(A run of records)
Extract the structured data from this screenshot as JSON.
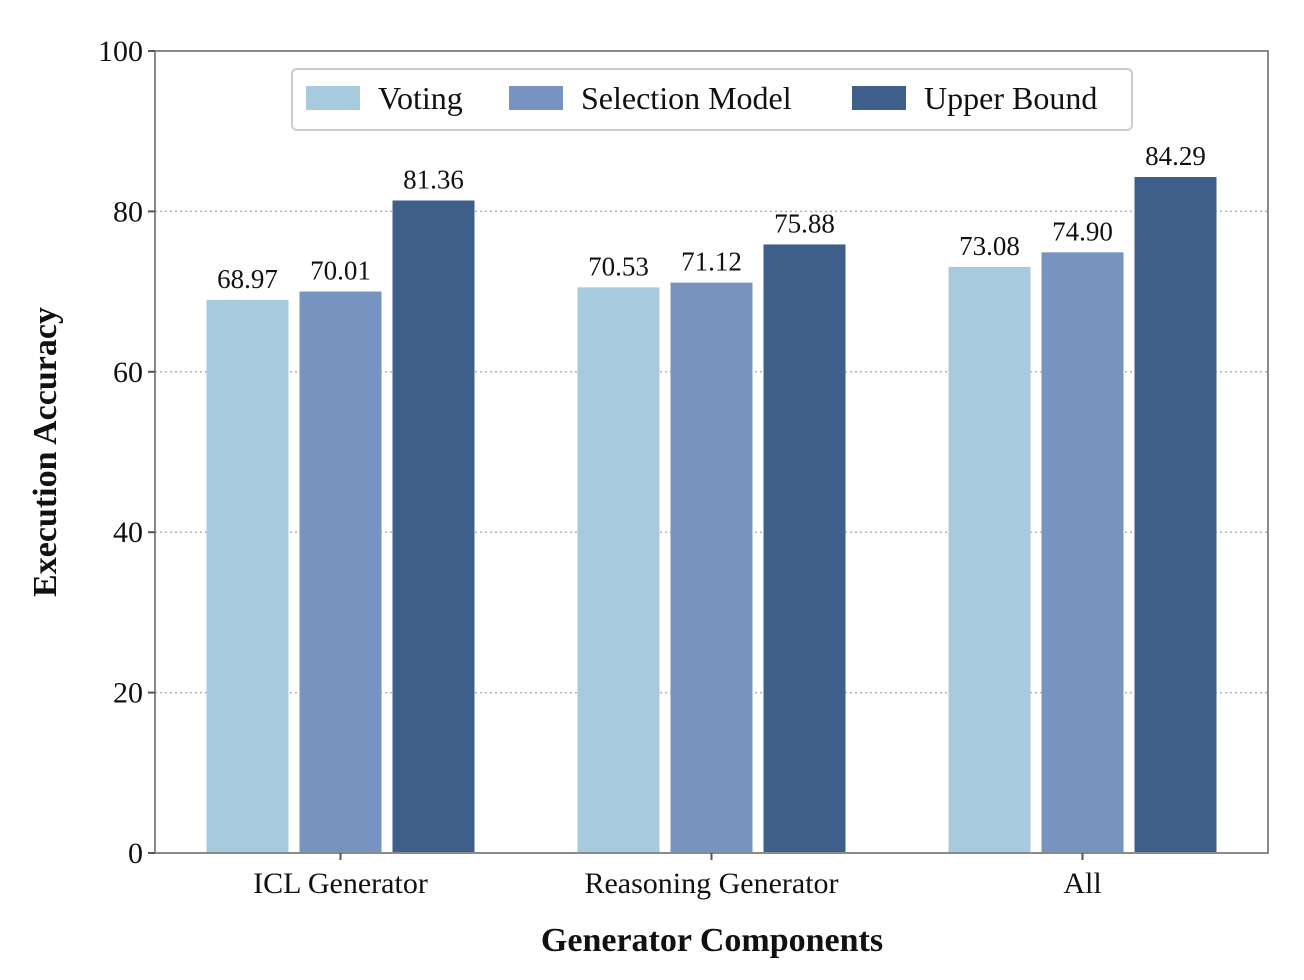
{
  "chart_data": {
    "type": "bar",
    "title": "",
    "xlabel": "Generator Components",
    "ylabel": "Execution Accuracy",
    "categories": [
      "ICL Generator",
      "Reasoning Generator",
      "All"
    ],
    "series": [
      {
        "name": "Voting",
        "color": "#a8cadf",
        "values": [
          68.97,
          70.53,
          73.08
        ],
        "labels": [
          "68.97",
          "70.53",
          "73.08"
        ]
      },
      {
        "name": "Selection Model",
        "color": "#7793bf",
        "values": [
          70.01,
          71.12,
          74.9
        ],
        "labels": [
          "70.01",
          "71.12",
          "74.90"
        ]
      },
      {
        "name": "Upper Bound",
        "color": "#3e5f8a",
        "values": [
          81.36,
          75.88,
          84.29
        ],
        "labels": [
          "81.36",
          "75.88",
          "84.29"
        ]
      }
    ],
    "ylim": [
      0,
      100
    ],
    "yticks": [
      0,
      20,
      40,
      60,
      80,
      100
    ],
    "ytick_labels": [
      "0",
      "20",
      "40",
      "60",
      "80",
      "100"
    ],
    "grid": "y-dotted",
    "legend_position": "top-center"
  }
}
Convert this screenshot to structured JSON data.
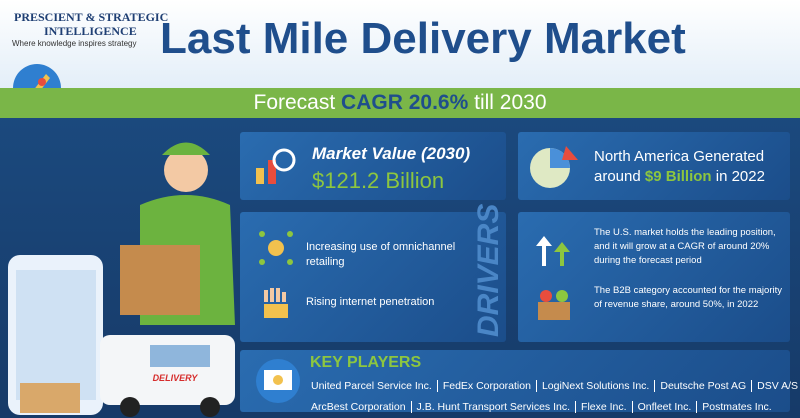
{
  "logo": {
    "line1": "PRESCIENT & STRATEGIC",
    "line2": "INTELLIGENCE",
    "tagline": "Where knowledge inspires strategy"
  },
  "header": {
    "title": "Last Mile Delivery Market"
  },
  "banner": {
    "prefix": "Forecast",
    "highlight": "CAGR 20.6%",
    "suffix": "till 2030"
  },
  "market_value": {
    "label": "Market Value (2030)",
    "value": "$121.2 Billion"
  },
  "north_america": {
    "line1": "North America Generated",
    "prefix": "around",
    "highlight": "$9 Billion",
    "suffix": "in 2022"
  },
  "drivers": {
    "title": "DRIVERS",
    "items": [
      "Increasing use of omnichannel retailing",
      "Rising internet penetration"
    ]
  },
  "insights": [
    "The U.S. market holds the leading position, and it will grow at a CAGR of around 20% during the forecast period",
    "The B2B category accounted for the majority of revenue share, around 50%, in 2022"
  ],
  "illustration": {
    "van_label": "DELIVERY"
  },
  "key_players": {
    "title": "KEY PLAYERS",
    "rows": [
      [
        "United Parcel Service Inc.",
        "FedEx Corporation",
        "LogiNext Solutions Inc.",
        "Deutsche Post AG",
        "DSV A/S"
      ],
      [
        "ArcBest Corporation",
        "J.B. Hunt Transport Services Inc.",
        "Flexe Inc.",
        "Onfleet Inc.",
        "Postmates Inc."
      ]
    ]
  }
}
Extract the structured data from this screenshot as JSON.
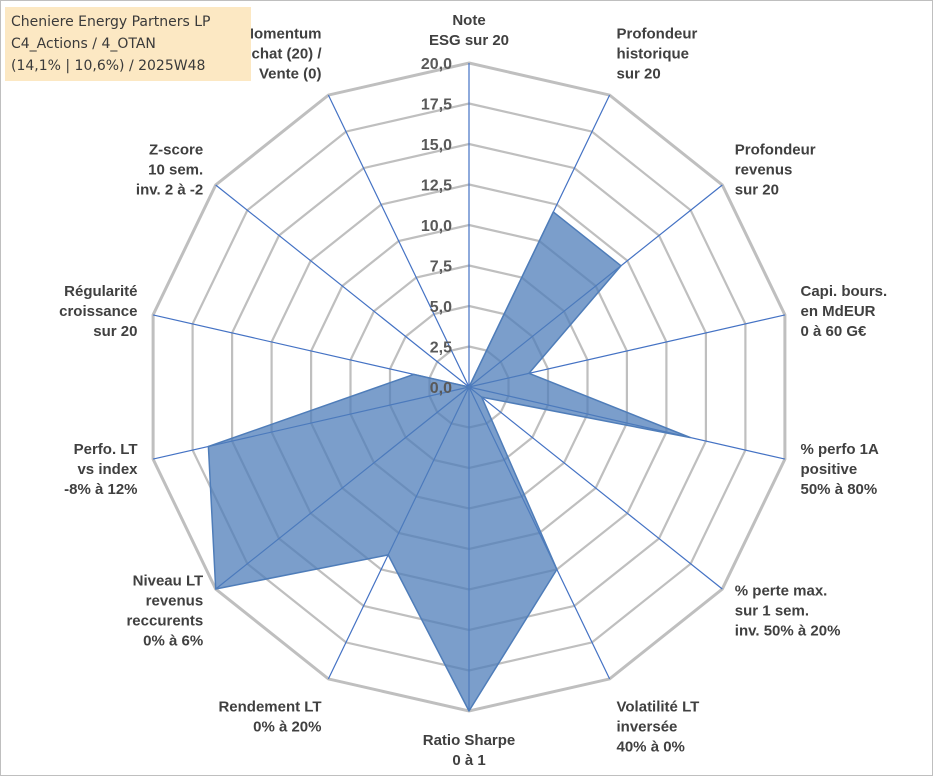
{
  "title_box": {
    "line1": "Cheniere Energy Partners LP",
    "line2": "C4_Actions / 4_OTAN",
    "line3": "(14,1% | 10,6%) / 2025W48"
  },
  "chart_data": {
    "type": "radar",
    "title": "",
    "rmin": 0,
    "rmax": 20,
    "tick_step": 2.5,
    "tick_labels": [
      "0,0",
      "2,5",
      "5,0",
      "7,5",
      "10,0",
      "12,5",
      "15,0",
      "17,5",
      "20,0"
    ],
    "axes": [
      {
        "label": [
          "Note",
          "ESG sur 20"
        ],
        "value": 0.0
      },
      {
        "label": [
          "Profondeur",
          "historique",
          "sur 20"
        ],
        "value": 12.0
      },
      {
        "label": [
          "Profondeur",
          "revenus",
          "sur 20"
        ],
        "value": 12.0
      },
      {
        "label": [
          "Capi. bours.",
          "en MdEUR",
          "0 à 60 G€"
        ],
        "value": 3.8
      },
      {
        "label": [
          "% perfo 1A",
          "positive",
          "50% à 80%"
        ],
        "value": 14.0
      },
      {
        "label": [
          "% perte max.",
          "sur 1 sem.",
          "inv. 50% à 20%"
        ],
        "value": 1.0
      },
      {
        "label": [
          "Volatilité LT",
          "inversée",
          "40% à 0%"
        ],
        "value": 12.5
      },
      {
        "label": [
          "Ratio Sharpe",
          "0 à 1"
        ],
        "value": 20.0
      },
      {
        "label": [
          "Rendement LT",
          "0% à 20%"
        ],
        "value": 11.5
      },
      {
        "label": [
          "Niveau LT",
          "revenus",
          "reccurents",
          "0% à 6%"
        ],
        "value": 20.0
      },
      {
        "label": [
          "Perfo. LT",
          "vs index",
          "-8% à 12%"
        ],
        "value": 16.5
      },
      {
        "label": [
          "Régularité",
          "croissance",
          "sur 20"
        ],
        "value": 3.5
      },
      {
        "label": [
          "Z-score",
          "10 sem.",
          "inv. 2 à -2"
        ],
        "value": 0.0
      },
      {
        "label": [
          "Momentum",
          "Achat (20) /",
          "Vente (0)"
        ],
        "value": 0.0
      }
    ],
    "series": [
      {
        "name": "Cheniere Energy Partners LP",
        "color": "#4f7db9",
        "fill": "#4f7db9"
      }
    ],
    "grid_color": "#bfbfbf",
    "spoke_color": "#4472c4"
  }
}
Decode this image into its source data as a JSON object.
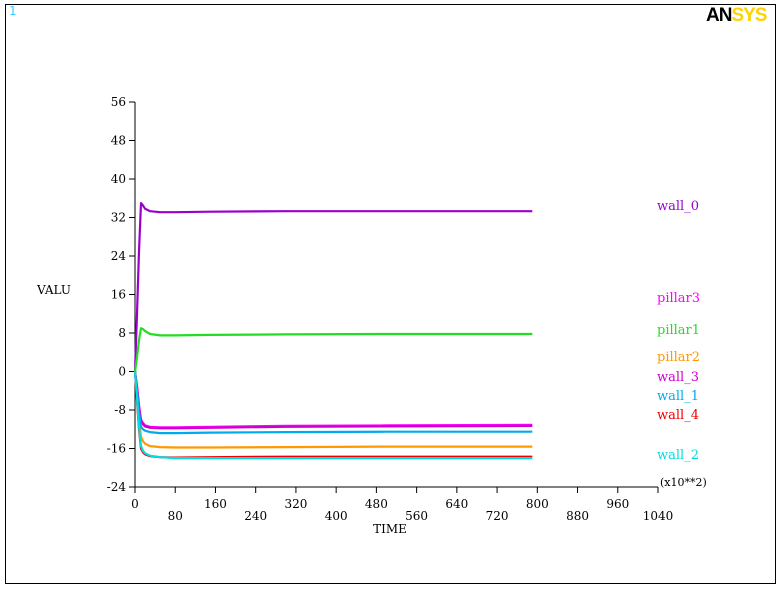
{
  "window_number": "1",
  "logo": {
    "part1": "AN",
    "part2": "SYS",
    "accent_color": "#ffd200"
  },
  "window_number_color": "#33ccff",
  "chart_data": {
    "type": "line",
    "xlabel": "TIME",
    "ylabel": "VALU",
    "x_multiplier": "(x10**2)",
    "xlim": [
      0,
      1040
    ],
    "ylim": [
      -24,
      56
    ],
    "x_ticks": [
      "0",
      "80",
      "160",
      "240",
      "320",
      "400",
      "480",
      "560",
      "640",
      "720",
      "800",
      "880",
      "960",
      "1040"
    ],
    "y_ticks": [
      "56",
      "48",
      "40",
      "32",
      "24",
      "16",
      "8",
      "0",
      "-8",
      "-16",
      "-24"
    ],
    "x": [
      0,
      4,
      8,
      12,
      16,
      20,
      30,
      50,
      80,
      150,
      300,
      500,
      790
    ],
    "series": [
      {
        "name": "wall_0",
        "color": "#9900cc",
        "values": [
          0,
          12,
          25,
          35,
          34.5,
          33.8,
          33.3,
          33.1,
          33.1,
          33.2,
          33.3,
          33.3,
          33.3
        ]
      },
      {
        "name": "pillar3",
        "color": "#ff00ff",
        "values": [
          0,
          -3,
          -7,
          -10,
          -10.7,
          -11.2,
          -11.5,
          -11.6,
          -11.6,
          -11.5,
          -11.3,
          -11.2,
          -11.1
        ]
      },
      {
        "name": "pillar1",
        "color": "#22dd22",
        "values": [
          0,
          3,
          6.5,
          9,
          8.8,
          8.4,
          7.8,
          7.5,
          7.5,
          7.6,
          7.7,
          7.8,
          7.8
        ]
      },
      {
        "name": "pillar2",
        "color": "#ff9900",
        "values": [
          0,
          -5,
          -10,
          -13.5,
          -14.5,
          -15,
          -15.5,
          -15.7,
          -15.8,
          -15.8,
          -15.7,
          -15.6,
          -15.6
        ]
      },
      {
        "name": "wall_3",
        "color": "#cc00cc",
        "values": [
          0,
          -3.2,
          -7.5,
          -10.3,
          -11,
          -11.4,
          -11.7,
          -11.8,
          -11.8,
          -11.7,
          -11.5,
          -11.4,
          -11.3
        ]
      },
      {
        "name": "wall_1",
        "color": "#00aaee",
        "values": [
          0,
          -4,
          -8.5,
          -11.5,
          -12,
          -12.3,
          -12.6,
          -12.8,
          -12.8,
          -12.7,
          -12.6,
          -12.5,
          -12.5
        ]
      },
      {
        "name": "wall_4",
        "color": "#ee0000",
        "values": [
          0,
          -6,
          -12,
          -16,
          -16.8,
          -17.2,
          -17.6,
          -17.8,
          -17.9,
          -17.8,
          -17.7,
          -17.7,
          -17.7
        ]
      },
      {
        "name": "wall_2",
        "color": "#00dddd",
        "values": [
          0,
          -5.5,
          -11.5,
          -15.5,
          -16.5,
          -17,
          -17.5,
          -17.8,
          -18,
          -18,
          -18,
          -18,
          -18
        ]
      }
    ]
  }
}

Instructions to follow:
Which lines hold the word "Generator"? Return all of them from the records above.

Response to the task:
    "xlabel": "Generator Components",
      "ICL Generator",
      "Reasoning Generator",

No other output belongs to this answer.